SOURCE MATERIAL |
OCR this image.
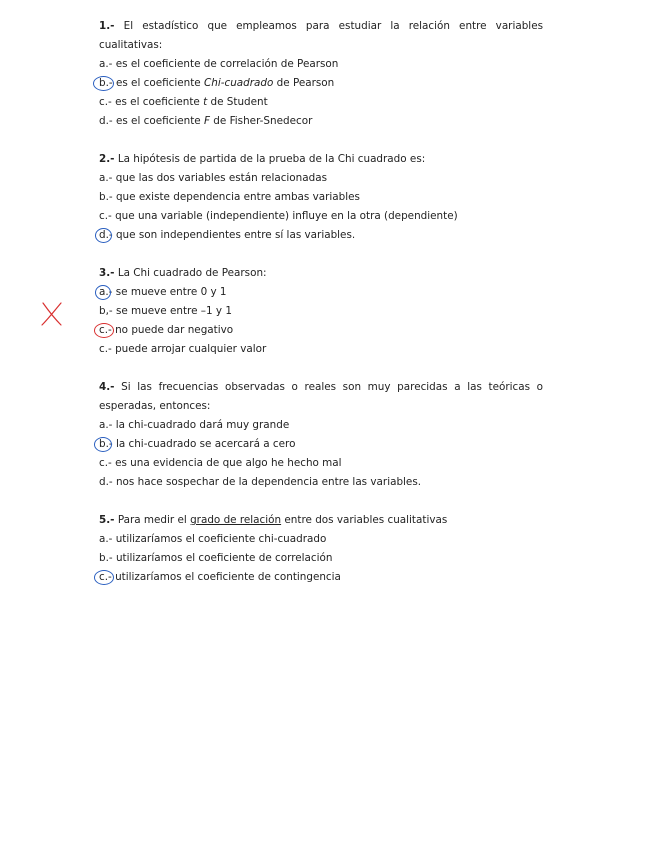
1.- El estadístico que empleamos para estudiar la relación entre variables
cualitativas:
a.- es el coeficiente de correlación de Pearson
b.- es el coeficiente Chi-cuadrado de Pearson
c.- es el coeficiente t de Student
d.- es el coeficiente F de Fisher-Snedecor
2.- La hipótesis de partida de la prueba de la Chi cuadrado es:
a.- que las dos variables están relacionadas
b.- que existe dependencia entre ambas variables
c.- que una variable (independiente) influye en la otra (dependiente)
d.- que son independientes entre sí las variables.
3.- La Chi cuadrado de Pearson:
a.- se mueve entre 0 y 1
b,- se mueve entre –1 y 1
c.- no puede dar negativo
c.- puede arrojar cualquier valor
4.- Si las frecuencias observadas o reales son muy parecidas a las teóricas o
esperadas, entonces:
a.- la chi-cuadrado dará muy grande
b.- la chi-cuadrado se acercará a cero
c.- es una evidencia de que algo he hecho mal
d.- nos hace sospechar de la dependencia entre las variables.
5.- Para medir el grado de relación entre dos variables cualitativas
a.- utilizaríamos el coeficiente chi-cuadrado
b.- utilizaríamos el coeficiente de correlación
c.- utilizaríamos el coeficiente de contingencia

THE TASK | Output the data above without changes, apart from leaving out the pictures.

OUTPUT OF THE EXERCISE |
OCR this image.
1.- El estadístico que empleamos para estudiar la relación entre variables
cualitativas:
a.- es el coeficiente de correlación de Pearson
b.- es el coeficiente Chi-cuadrado de Pearson
c.- es el coeficiente t de Student
d.- es el coeficiente F de Fisher-Snedecor
2.- La hipótesis de partida de la prueba de la Chi cuadrado es:
a.- que las dos variables están relacionadas
b.- que existe dependencia entre ambas variables
c.- que una variable (independiente) influye en la otra (dependiente)
d.- que son independientes entre sí las variables.
3.- La Chi cuadrado de Pearson:
a.- se mueve entre 0 y 1
b,- se mueve entre –1 y 1
c.- no puede dar negativo
c.- puede arrojar cualquier valor
4.- Si las frecuencias observadas o reales son muy parecidas a las teóricas o
esperadas, entonces:
a.- la chi-cuadrado dará muy grande
b.- la chi-cuadrado se acercará a cero
c.- es una evidencia de que algo he hecho mal
d.- nos hace sospechar de la dependencia entre las variables.
5.- Para medir el grado de relación entre dos variables cualitativas
a.- utilizaríamos el coeficiente chi-cuadrado
b.- utilizaríamos el coeficiente de correlación
c.- utilizaríamos el coeficiente de contingencia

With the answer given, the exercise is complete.